╭──

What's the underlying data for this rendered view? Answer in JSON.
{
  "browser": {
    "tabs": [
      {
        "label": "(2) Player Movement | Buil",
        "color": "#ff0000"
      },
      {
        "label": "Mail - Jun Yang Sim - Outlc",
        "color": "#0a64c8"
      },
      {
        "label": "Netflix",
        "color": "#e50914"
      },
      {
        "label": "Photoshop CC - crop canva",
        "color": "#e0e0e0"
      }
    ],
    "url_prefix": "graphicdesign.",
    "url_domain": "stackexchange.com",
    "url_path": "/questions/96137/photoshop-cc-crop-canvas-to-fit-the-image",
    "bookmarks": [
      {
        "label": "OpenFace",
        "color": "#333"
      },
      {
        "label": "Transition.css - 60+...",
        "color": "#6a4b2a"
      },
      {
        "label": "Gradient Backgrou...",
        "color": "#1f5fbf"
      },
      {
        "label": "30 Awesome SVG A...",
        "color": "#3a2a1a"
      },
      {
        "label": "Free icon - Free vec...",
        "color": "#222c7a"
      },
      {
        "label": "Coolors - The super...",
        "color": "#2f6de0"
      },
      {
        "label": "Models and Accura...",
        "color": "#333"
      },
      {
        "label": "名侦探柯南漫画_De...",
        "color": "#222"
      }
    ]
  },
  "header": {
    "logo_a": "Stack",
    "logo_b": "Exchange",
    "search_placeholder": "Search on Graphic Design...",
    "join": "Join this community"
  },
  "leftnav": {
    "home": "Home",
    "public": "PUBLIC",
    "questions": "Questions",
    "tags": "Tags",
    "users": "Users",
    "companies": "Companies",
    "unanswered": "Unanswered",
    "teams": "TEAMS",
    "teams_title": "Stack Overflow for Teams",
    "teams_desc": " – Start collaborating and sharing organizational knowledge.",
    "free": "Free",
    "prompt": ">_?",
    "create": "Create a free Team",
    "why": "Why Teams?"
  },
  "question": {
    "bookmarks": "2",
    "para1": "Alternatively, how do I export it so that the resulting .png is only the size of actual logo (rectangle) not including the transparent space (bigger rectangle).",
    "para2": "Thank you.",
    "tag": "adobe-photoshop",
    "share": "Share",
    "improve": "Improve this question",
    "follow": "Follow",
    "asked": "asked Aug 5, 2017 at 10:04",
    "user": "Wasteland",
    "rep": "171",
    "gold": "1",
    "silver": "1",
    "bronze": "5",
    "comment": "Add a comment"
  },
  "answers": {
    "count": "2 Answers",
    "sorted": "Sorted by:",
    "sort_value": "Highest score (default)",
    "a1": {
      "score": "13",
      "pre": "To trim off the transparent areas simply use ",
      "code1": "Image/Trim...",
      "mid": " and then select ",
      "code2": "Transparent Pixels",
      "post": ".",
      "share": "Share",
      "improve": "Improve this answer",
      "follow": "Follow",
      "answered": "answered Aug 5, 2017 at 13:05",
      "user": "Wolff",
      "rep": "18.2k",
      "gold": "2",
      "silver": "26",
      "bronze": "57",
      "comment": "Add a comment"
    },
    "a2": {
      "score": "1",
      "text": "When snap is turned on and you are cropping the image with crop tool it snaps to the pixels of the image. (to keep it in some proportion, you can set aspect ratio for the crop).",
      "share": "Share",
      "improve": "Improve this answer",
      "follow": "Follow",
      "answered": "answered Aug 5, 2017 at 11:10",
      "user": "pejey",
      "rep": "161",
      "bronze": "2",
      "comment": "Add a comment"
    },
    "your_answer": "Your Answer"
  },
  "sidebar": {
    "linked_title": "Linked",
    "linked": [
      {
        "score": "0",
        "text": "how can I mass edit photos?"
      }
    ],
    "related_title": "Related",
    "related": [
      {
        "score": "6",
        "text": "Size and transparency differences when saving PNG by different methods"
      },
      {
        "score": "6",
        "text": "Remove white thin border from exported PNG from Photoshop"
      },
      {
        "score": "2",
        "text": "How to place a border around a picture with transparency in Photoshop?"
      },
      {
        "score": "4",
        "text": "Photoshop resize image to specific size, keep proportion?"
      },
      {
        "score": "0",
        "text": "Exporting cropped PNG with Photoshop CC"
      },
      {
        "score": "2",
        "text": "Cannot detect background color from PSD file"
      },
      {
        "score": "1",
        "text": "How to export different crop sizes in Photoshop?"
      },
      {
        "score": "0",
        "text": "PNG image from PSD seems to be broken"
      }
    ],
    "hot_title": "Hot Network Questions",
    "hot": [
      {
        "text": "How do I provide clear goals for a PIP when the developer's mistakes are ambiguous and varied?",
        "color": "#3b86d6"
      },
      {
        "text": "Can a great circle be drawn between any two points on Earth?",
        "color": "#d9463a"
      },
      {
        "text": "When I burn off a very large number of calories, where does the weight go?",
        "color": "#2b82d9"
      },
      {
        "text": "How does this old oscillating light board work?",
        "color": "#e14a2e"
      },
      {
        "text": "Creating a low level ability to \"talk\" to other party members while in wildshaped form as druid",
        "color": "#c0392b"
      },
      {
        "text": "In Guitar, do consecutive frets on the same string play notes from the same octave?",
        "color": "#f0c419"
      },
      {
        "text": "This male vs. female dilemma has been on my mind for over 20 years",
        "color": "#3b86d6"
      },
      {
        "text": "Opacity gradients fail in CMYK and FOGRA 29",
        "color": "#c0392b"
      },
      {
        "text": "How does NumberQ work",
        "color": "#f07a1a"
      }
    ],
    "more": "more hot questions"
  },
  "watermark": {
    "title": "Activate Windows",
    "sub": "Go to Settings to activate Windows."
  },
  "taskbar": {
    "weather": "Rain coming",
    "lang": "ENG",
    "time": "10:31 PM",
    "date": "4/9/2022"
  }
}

╰──

__REQUEST__.
The records above are to be copied in full, exactly as written.

__THE RESULT__.
What's the underlying data for this rendered view? Answer in JSON.
{
  "browser": {
    "tabs": [
      {
        "label": "(2) Player Movement | Buil",
        "color": "#ff0000"
      },
      {
        "label": "Mail - Jun Yang Sim - Outlc",
        "color": "#0a64c8"
      },
      {
        "label": "Netflix",
        "color": "#e50914"
      },
      {
        "label": "Photoshop CC - crop canva",
        "color": "#e0e0e0"
      }
    ],
    "url_prefix": "graphicdesign.",
    "url_domain": "stackexchange.com",
    "url_path": "/questions/96137/photoshop-cc-crop-canvas-to-fit-the-image",
    "bookmarks": [
      {
        "label": "OpenFace",
        "color": "#333"
      },
      {
        "label": "Transition.css - 60+...",
        "color": "#6a4b2a"
      },
      {
        "label": "Gradient Backgrou...",
        "color": "#1f5fbf"
      },
      {
        "label": "30 Awesome SVG A...",
        "color": "#3a2a1a"
      },
      {
        "label": "Free icon - Free vec...",
        "color": "#222c7a"
      },
      {
        "label": "Coolors - The super...",
        "color": "#2f6de0"
      },
      {
        "label": "Models and Accura...",
        "color": "#333"
      },
      {
        "label": "名侦探柯南漫画_De...",
        "color": "#222"
      }
    ]
  },
  "header": {
    "logo_a": "Stack",
    "logo_b": "Exchange",
    "search_placeholder": "Search on Graphic Design...",
    "join": "Join this community"
  },
  "leftnav": {
    "home": "Home",
    "public": "PUBLIC",
    "questions": "Questions",
    "tags": "Tags",
    "users": "Users",
    "companies": "Companies",
    "unanswered": "Unanswered",
    "teams": "TEAMS",
    "teams_title": "Stack Overflow for Teams",
    "teams_desc": " – Start collaborating and sharing organizational knowledge.",
    "free": "Free",
    "prompt": ">_?",
    "create": "Create a free Team",
    "why": "Why Teams?"
  },
  "question": {
    "bookmarks": "2",
    "para1": "Alternatively, how do I export it so that the resulting .png is only the size of actual logo (rectangle) not including the transparent space (bigger rectangle).",
    "para2": "Thank you.",
    "tag": "adobe-photoshop",
    "share": "Share",
    "improve": "Improve this question",
    "follow": "Follow",
    "asked": "asked Aug 5, 2017 at 10:04",
    "user": "Wasteland",
    "rep": "171",
    "gold": "1",
    "silver": "1",
    "bronze": "5",
    "comment": "Add a comment"
  },
  "answers": {
    "count": "2 Answers",
    "sorted": "Sorted by:",
    "sort_value": "Highest score (default)",
    "a1": {
      "score": "13",
      "pre": "To trim off the transparent areas simply use ",
      "code1": "Image/Trim...",
      "mid": " and then select ",
      "code2": "Transparent Pixels",
      "post": ".",
      "share": "Share",
      "improve": "Improve this answer",
      "follow": "Follow",
      "answered": "answered Aug 5, 2017 at 13:05",
      "user": "Wolff",
      "rep": "18.2k",
      "gold": "2",
      "silver": "26",
      "bronze": "57",
      "comment": "Add a comment"
    },
    "a2": {
      "score": "1",
      "text": "When snap is turned on and you are cropping the image with crop tool it snaps to the pixels of the image. (to keep it in some proportion, you can set aspect ratio for the crop).",
      "share": "Share",
      "improve": "Improve this answer",
      "follow": "Follow",
      "answered": "answered Aug 5, 2017 at 11:10",
      "user": "pejey",
      "rep": "161",
      "bronze": "2",
      "comment": "Add a comment"
    },
    "your_answer": "Your Answer"
  },
  "sidebar": {
    "linked_title": "Linked",
    "linked": [
      {
        "score": "0",
        "text": "how can I mass edit photos?"
      }
    ],
    "related_title": "Related",
    "related": [
      {
        "score": "6",
        "text": "Size and transparency differences when saving PNG by different methods"
      },
      {
        "score": "6",
        "text": "Remove white thin border from exported PNG from Photoshop"
      },
      {
        "score": "2",
        "text": "How to place a border around a picture with transparency in Photoshop?"
      },
      {
        "score": "4",
        "text": "Photoshop resize image to specific size, keep proportion?"
      },
      {
        "score": "0",
        "text": "Exporting cropped PNG with Photoshop CC"
      },
      {
        "score": "2",
        "text": "Cannot detect background color from PSD file"
      },
      {
        "score": "1",
        "text": "How to export different crop sizes in Photoshop?"
      },
      {
        "score": "0",
        "text": "PNG image from PSD seems to be broken"
      }
    ],
    "hot_title": "Hot Network Questions",
    "hot": [
      {
        "text": "How do I provide clear goals for a PIP when the developer's mistakes are ambiguous and varied?",
        "color": "#3b86d6"
      },
      {
        "text": "Can a great circle be drawn between any two points on Earth?",
        "color": "#d9463a"
      },
      {
        "text": "When I burn off a very large number of calories, where does the weight go?",
        "color": "#2b82d9"
      },
      {
        "text": "How does this old oscillating light board work?",
        "color": "#e14a2e"
      },
      {
        "text": "Creating a low level ability to \"talk\" to other party members while in wildshaped form as druid",
        "color": "#c0392b"
      },
      {
        "text": "In Guitar, do consecutive frets on the same string play notes from the same octave?",
        "color": "#f0c419"
      },
      {
        "text": "This male vs. female dilemma has been on my mind for over 20 years",
        "color": "#3b86d6"
      },
      {
        "text": "Opacity gradients fail in CMYK and FOGRA 29",
        "color": "#c0392b"
      },
      {
        "text": "How does NumberQ work",
        "color": "#f07a1a"
      }
    ],
    "more": "more hot questions"
  },
  "watermark": {
    "title": "Activate Windows",
    "sub": "Go to Settings to activate Windows."
  },
  "taskbar": {
    "weather": "Rain coming",
    "lang": "ENG",
    "time": "10:31 PM",
    "date": "4/9/2022"
  }
}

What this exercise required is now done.